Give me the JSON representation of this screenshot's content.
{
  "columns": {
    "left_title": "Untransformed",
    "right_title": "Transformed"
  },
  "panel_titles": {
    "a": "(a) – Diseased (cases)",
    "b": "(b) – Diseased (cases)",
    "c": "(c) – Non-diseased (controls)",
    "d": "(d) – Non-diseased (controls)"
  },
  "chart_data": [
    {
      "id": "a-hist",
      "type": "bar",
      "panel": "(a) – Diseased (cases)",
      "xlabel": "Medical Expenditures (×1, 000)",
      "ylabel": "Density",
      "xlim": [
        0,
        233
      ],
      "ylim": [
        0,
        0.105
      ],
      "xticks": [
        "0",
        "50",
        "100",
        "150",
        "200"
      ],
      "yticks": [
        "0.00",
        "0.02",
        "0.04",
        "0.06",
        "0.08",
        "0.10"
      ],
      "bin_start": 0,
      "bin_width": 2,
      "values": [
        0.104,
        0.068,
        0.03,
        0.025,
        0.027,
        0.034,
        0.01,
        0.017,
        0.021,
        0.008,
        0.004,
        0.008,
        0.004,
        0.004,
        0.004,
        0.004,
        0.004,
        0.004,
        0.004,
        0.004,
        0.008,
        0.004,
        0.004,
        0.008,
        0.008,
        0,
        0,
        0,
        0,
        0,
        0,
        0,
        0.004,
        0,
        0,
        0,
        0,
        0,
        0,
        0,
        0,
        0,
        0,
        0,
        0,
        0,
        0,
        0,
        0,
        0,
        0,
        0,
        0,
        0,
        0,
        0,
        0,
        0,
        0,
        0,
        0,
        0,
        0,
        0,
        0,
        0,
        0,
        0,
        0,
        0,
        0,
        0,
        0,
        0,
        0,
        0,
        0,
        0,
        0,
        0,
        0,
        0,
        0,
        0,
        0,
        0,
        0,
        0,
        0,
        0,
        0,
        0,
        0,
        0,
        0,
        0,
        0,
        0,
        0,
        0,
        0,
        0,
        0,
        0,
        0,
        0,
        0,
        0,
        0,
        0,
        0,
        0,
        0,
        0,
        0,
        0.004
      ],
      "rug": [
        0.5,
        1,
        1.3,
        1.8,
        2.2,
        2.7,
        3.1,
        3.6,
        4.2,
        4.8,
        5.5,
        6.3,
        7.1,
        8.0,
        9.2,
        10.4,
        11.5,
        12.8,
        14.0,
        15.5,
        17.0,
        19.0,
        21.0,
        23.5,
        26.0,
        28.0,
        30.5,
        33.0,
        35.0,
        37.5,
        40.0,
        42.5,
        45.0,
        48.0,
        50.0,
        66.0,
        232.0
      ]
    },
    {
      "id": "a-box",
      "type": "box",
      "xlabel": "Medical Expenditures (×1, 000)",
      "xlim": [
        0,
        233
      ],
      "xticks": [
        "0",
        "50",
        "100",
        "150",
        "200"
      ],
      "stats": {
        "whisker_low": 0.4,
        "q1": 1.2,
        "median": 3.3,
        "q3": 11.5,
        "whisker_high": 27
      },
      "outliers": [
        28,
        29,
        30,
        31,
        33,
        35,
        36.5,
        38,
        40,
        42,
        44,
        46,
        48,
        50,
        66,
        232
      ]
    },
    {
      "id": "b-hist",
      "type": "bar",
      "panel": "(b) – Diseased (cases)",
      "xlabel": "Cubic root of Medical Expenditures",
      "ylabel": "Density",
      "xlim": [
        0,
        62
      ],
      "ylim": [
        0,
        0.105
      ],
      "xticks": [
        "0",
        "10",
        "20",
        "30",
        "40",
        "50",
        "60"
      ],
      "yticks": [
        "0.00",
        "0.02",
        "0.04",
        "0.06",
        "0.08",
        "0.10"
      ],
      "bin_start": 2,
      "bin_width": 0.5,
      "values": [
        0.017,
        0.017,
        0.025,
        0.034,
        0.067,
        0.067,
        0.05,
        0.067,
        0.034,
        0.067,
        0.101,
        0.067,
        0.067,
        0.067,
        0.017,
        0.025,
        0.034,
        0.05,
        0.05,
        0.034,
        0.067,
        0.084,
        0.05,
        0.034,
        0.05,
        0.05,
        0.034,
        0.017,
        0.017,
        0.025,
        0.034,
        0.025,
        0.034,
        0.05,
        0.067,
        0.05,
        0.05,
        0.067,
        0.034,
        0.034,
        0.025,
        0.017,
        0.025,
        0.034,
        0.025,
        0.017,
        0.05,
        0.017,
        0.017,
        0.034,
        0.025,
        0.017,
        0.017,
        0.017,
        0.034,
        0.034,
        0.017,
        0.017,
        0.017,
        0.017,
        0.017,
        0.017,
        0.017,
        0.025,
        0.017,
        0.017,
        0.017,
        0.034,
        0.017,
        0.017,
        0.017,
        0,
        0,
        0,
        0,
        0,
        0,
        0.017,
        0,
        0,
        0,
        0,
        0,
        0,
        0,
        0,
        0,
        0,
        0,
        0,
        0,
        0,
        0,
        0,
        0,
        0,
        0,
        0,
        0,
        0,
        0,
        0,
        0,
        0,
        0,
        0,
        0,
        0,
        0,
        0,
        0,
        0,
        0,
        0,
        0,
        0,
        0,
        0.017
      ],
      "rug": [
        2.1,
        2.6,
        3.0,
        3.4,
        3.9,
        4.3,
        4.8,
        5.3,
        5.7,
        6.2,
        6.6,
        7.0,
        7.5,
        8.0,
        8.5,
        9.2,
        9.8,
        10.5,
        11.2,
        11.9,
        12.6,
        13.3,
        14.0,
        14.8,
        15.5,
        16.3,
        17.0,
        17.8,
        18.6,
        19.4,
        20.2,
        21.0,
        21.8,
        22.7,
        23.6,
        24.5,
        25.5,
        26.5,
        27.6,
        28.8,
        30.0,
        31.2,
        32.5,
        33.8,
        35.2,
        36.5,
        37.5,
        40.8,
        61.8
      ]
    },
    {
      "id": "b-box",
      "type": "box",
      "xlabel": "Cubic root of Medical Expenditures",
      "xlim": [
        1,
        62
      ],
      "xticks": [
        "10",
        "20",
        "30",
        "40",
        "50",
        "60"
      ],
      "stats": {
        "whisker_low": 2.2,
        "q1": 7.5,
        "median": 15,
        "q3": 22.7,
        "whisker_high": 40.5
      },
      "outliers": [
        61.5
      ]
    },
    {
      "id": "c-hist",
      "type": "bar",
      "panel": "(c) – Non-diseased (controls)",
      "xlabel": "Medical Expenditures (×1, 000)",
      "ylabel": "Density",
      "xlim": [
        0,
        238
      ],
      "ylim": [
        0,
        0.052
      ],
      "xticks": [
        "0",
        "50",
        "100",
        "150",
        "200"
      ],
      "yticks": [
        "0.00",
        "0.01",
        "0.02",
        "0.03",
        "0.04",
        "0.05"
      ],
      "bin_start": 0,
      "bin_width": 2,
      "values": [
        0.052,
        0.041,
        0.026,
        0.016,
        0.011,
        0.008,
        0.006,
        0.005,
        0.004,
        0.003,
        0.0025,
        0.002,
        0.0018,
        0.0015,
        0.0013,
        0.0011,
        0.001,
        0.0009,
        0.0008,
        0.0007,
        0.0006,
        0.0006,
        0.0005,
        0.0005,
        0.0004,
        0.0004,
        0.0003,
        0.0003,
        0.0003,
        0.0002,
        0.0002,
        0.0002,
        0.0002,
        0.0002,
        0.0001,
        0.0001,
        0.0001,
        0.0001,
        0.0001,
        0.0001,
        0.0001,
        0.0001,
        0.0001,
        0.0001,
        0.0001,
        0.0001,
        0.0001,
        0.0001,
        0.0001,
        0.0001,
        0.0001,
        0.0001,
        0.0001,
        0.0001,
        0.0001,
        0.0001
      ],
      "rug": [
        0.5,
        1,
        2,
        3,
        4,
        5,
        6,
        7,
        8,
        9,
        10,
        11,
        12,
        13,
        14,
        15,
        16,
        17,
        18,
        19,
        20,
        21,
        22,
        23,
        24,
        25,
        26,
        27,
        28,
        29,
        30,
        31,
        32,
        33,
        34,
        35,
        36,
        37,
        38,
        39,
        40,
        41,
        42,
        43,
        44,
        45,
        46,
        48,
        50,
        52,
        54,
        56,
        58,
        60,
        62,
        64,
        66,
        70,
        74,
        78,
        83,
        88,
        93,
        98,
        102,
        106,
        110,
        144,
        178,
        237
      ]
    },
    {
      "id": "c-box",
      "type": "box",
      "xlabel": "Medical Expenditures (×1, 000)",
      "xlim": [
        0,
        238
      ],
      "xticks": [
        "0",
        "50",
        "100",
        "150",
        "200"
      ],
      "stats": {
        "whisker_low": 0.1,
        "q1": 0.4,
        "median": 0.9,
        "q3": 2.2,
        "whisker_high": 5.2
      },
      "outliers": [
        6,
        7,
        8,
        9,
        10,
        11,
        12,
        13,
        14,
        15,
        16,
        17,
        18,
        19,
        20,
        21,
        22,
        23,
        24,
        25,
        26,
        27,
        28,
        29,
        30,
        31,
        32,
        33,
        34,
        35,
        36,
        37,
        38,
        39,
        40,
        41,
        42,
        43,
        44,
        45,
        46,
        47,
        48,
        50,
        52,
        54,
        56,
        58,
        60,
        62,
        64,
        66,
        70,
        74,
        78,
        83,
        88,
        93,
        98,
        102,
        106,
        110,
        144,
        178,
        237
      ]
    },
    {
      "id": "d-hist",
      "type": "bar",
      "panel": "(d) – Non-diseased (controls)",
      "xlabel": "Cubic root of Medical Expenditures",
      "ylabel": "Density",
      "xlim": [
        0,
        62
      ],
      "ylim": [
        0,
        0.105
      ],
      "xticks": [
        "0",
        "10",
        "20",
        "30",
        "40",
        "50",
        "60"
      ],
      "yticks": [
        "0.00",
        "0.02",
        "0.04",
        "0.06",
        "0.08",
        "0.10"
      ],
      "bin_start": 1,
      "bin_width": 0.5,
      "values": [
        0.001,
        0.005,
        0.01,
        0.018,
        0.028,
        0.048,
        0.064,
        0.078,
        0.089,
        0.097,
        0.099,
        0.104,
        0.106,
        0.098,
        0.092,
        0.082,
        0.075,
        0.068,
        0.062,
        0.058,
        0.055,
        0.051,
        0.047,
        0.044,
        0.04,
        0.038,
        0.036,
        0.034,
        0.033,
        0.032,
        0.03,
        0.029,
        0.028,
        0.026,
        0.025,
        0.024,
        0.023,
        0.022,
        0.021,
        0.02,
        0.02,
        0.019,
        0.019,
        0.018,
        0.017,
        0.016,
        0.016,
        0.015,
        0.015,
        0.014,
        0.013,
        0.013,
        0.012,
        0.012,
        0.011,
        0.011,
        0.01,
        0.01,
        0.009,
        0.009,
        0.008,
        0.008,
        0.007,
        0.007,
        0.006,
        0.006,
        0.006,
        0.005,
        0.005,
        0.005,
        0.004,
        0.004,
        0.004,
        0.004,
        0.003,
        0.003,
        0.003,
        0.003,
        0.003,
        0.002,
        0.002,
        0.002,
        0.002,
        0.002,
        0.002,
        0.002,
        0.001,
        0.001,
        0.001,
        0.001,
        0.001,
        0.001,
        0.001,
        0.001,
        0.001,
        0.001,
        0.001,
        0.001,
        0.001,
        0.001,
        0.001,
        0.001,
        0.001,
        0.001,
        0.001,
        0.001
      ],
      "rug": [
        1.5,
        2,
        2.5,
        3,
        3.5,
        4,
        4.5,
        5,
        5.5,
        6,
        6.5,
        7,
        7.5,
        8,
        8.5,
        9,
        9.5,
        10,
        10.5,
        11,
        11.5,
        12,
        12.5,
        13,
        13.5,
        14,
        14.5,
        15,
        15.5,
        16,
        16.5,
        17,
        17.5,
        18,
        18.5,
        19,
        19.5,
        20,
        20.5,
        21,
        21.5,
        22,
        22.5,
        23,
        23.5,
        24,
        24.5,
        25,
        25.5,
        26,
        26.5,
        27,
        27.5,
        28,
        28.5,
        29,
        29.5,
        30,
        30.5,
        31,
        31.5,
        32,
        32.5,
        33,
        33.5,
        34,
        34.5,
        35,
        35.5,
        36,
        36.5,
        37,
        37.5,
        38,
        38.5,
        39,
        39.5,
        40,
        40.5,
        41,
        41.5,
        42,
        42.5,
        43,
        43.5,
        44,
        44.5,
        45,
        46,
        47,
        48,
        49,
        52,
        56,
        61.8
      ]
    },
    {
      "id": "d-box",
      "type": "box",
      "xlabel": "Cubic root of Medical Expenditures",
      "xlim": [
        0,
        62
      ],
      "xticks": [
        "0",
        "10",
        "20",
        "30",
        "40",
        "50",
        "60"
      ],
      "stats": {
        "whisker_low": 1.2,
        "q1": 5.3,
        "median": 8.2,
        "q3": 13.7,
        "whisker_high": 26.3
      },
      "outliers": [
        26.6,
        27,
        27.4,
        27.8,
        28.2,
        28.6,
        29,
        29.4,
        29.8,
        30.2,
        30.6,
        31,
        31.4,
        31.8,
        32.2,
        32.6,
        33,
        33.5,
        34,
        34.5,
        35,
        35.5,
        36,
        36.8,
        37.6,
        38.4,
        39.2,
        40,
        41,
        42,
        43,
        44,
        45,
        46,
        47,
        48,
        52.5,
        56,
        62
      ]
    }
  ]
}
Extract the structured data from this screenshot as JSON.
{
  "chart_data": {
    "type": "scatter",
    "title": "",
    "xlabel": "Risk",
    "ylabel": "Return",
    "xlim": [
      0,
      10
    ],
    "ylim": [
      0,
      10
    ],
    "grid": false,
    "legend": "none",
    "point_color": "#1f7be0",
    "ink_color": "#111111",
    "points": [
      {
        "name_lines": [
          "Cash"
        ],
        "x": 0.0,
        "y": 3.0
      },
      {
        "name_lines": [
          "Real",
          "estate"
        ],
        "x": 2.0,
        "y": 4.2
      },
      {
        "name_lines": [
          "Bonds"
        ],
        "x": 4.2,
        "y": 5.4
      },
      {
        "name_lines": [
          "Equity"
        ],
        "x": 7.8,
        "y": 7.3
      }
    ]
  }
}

:::::

● CHALLENGE: Search the records for the string "JSON" and return every line in which it occurs.

● THE ANSWER:
Give me the JSON representation of this screenshot's content.
Extract the structured data from this screenshot as JSON.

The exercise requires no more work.